Work required:
Look for the word "해당하는" in each line and report the count of matching lines, with nothing added.

▬▬▬▬▬▬

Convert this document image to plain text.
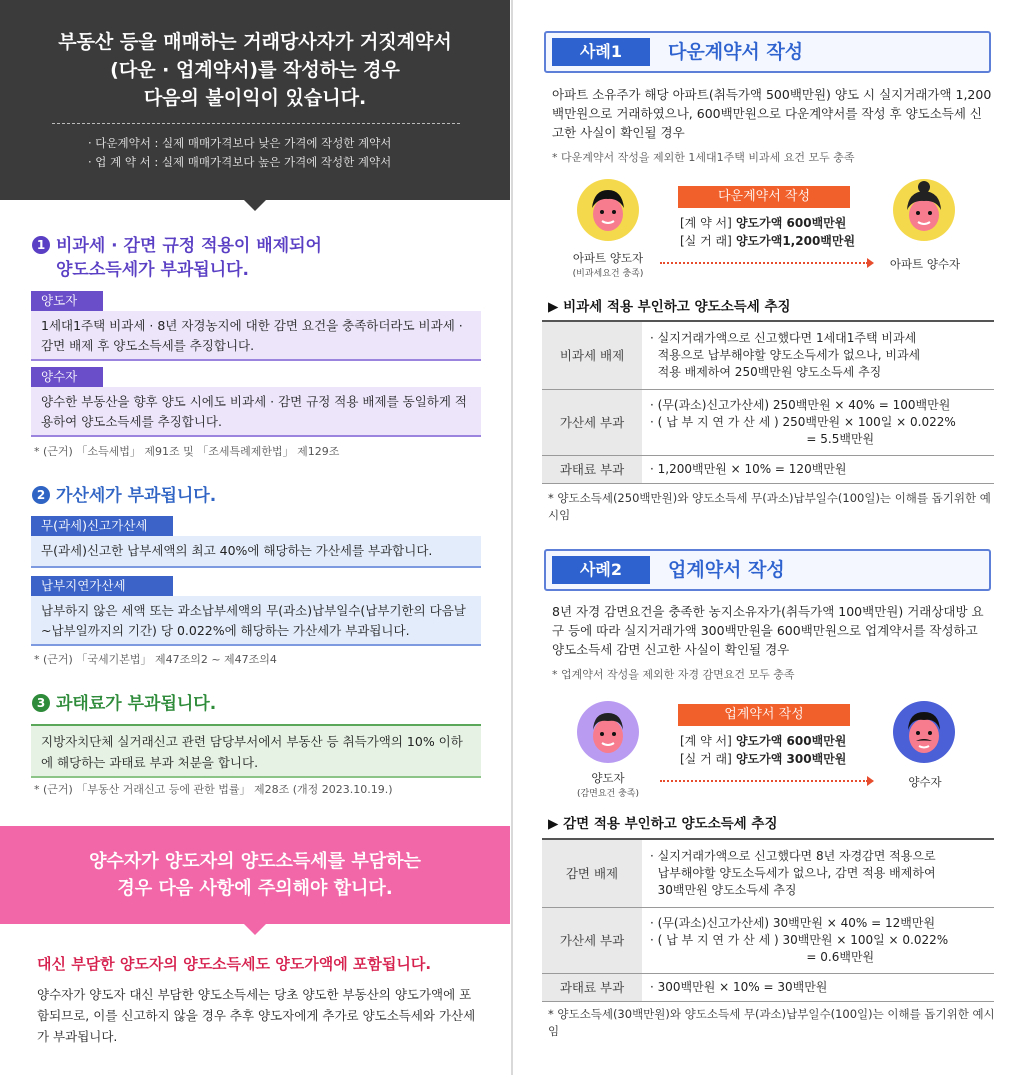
부동산 등을 매매하는 거래당사자가 거짓계약서
(다운 · 업계약서)를 작성하는 경우
다음의 불이익이 있습니다.
· 다운계약서 : 실제 매매가격보다 낮은 가격에 작성한 계약서
· 업 계 약 서 : 실제 매매가격보다 높은 가격에 작성한 계약서
1 비과세 · 감면 규정 적용이 배제되어
양도소득세가 부과됩니다.
양도자
1세대1주택 비과세 · 8년 자경농지에 대한 감면 요건을 충족하더라도 비과세 · 감면 배제 후 양도소득세를 추징합니다.
양수자
양수한 부동산을 향후 양도 시에도 비과세 · 감면 규정 적용 배제를 동일하게 적용하여 양도소득세를 추징합니다.
* (근거) 「소득세법」 제91조 및 「조세특례제한법」 제129조
2 가산세가 부과됩니다.
무(과세)신고가산세
무(과세)신고한 납부세액의 최고 40%에 해당하는 가산세를 부과합니다.
납부지연가산세
납부하지 않은 세액 또는 과소납부세액의 무(과소)납부일수(납부기한의 다음날~납부일까지의 기간) 당 0.022%에 해당하는 가산세가 부과됩니다.
* (근거) 「국세기본법」 제47조의2 ~ 제47조의4
3 과태료가 부과됩니다.
지방자치단체 실거래신고 관련 담당부서에서 부동산 등 취득가액의 10% 이하에 해당하는 과태료 부과 처분을 합니다.
* (근거) 「부동산 거래신고 등에 관한 법률」 제28조 (개정 2023.10.19.)
양수자가 양도자의 양도소득세를 부담하는
경우 다음 사항에 주의해야 합니다.
대신 부담한 양도자의 양도소득세도 양도가액에 포함됩니다.
양수자가 양도자 대신 부담한 양도소득세는 당초 양도한 부동산의 양도가액에 포함되므로, 이를 신고하지 않을 경우 추후 양도자에게 추가로 양도소득세와 가산세가 부과됩니다.
사례1	다운계약서 작성
아파트 소유주가 해당 아파트(취득가액 500백만원) 양도 시 실지거래가액 1,200백만원으로 거래하였으나, 600백만원으로 다운계약서를 작성 후 양도소득세 신고한 사실이 확인될 경우
* 다운계약서 작성을 제외한 1세대1주택 비과세 요건 모두 충족
아파트 양도자
(비과세요건 충족)
다운계약서 작성
[계 약 서] 양도가액 600백만원
[실 거 래] 양도가액1,200백만원
아파트 양수자
▶ 비과세 적용 부인하고 양도소득세 추징
비과세 배제	· 실지거래가액으로 신고했다면 1세대1주택 비과세
적용으로 납부해야할 양도소득세가 없으나, 비과세
적용 배제하여 250백만원 양도소득세 추징

가산세 부과	· (무(과소)신고가산세) 250백만원 × 40% = 100백만원
· ( 납 부 지 연 가 산 세 ) 250백만원 × 100일 × 0.022%
= 5.5백만원

과태료 부과	· 1,200백만원 × 10% = 120백만원
* 양도소득세(250백만원)와 양도소득세 무(과소)납부일수(100일)는 이해를 돕기위한 예시임
사례2	업계약서 작성
8년 자경 감면요건을 충족한 농지소유자가(취득가액 100백만원) 거래상대방 요구 등에 따라 실지거래가액 300백만원을 600백만원으로 업계약서를 작성하고 양도소득세 감면 신고한 사실이 확인될 경우
* 업계약서 작성을 제외한 자경 감면요건 모두 충족
양도자
(감면요건 충족)
업계약서 작성
[계 약 서] 양도가액 600백만원
[실 거 래] 양도가액 300백만원
양수자
▶ 감면 적용 부인하고 양도소득세 추징
감면 배제	· 실지거래가액으로 신고했다면 8년 자경감면 적용으로
납부해야할 양도소득세가 없으나, 감면 적용 배제하여
30백만원 양도소득세 추징

가산세 부과	· (무(과소)신고가산세) 30백만원 × 40% = 12백만원
· ( 납 부 지 연 가 산 세 ) 30백만원 × 100일 × 0.022%
= 0.6백만원

과태료 부과	· 300백만원 × 10% = 30백만원
* 양도소득세(30백만원)와 양도소득세 무(과소)납부일수(100일)는 이해를 돕기위한 예시임
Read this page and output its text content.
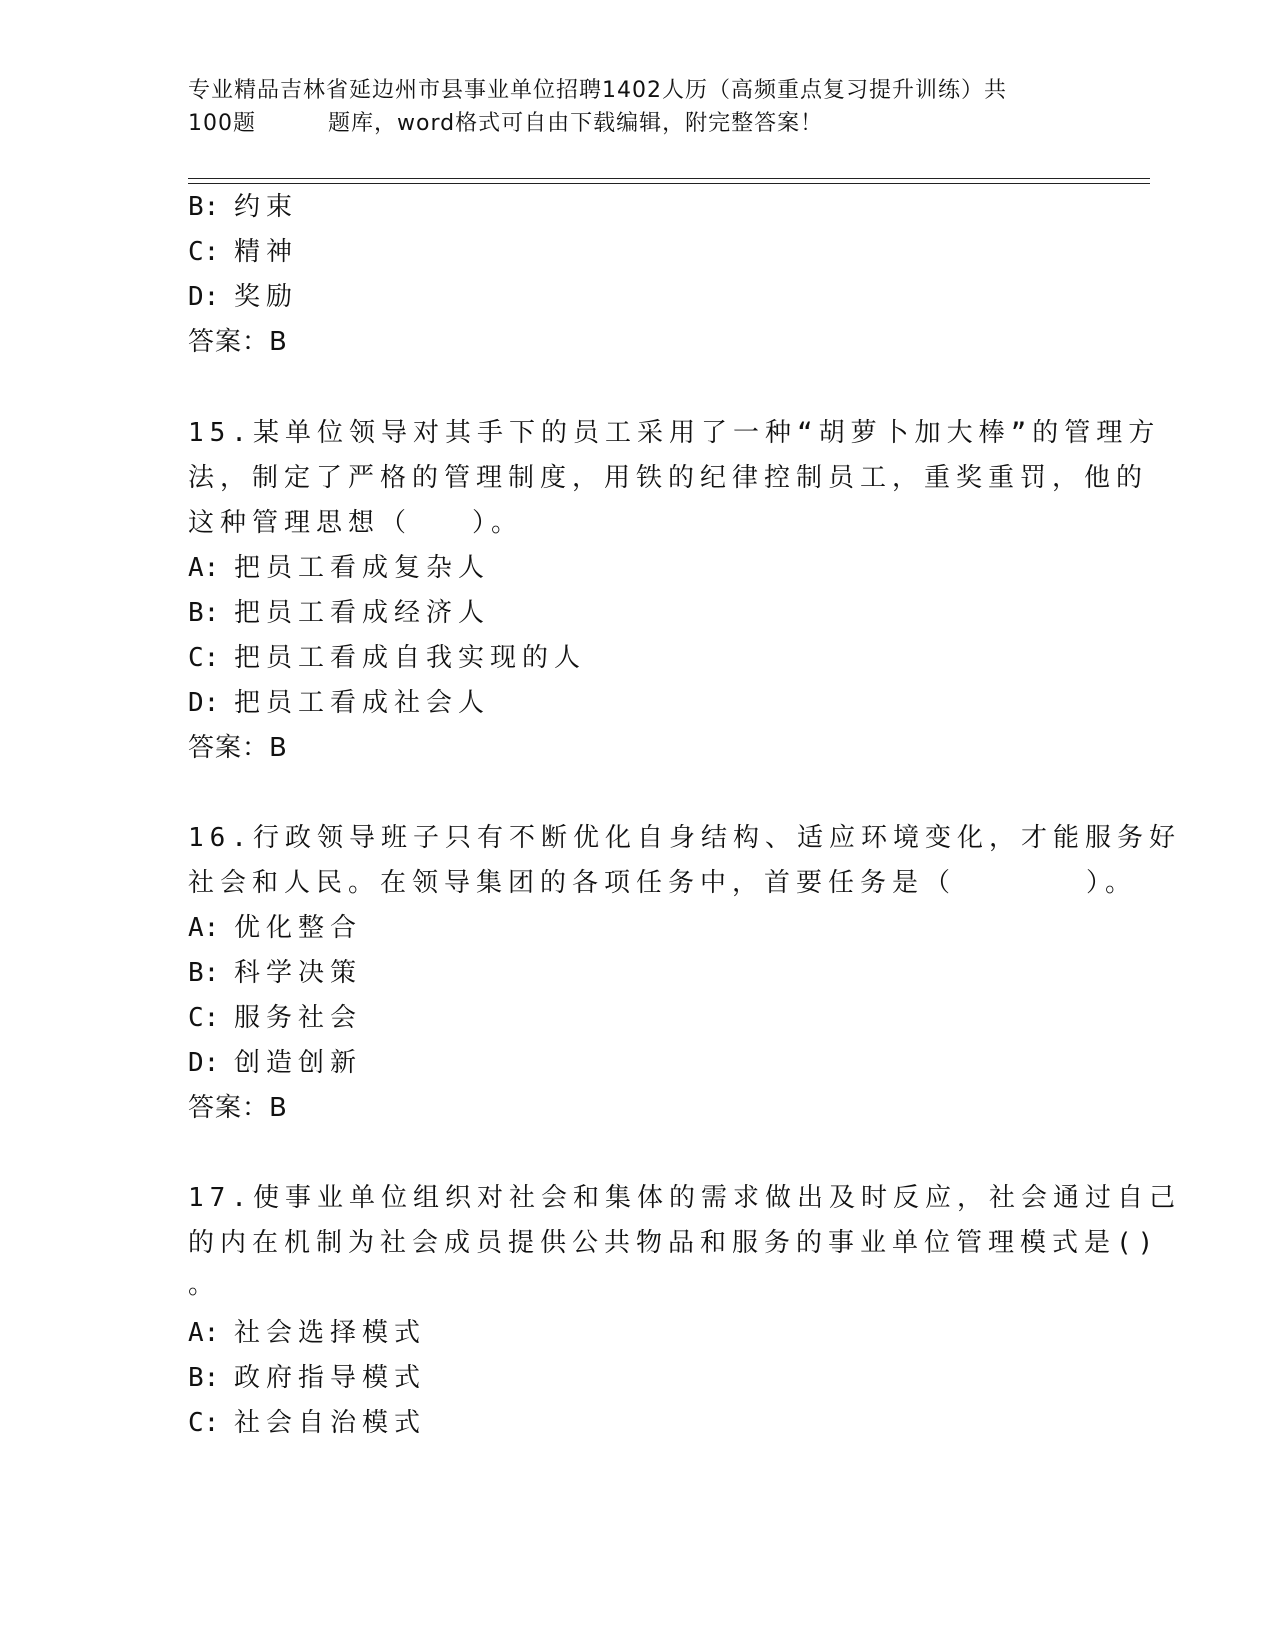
专业精品吉林省延边州市县事业单位招聘1402人历（高频重点复习提升训练）共
100题	题库，word格式可自由下载编辑，附完整答案！
B: 约束
C: 精神
D: 奖励
答案：B
15.某单位领导对其手下的员工采用了一种“胡萝卜加大棒”的管理方
法，制定了严格的管理制度，用铁的纪律控制员工，重奖重罚，他的
这种管理思想（ ）。
A: 把员工看成复杂人
B: 把员工看成经济人
C: 把员工看成自我实现的人
D: 把员工看成社会人
答案：B
16.行政领导班子只有不断优化自身结构、适应环境变化，才能服务好
社会和人民。在领导集团的各项任务中，首要任务是（	）。
A: 优化整合
B: 科学决策
C: 服务社会
D: 创造创新
答案：B
17.使事业单位组织对社会和集体的需求做出及时反应，社会通过自己
的内在机制为社会成员提供公共物品和服务的事业单位管理模式是()
。
A: 社会选择模式
B: 政府指导模式
C: 社会自治模式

▬▬▬▬▬▬

Right answer:
3